The exercise:
Take from the listing each line that has the string "color".

Task inputs:
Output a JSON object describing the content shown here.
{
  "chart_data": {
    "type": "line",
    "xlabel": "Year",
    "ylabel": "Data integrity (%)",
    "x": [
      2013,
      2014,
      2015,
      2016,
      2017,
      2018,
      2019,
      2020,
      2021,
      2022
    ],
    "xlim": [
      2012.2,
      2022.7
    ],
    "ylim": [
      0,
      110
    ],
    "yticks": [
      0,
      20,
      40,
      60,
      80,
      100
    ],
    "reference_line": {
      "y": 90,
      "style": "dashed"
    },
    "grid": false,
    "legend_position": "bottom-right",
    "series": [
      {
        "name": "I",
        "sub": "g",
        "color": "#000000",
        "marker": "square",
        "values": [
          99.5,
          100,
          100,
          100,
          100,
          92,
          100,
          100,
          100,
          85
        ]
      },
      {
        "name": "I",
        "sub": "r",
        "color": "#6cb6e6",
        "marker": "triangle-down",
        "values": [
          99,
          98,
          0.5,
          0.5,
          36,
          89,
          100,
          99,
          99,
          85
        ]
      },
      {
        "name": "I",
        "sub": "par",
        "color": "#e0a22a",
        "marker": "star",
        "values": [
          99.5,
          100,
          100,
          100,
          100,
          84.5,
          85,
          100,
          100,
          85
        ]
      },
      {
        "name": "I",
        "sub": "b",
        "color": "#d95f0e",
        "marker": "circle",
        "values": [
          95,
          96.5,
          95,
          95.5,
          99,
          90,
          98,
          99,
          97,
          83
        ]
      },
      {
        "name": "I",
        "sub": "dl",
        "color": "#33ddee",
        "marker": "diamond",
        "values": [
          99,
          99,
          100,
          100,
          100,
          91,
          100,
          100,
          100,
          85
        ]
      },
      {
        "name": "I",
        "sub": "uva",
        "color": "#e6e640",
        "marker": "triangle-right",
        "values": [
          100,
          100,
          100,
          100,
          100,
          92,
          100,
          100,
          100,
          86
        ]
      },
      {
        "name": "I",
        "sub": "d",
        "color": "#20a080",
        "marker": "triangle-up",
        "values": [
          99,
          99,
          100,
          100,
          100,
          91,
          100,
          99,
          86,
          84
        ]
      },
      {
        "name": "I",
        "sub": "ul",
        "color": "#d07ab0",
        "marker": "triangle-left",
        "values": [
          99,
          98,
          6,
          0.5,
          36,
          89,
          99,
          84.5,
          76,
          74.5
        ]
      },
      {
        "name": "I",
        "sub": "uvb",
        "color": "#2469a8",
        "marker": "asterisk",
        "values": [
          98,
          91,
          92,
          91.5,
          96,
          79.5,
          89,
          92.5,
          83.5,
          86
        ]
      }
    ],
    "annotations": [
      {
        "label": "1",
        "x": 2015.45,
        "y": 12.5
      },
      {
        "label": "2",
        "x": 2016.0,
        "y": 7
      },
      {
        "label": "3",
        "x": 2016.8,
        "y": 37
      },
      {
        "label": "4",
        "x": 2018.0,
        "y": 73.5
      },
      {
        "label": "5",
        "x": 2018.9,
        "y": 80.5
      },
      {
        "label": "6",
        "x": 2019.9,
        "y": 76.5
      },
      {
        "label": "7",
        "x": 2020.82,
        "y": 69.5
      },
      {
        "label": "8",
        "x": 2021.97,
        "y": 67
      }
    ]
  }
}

Output:
        "color": "#000000",
        "color": "#6cb6e6",
        "color": "#e0a22a",
        "color": "#d95f0e",
        "color": "#33ddee",
        "color": "#e6e640",
        "color": "#20a080",
        "color": "#d07ab0",
        "color": "#2469a8",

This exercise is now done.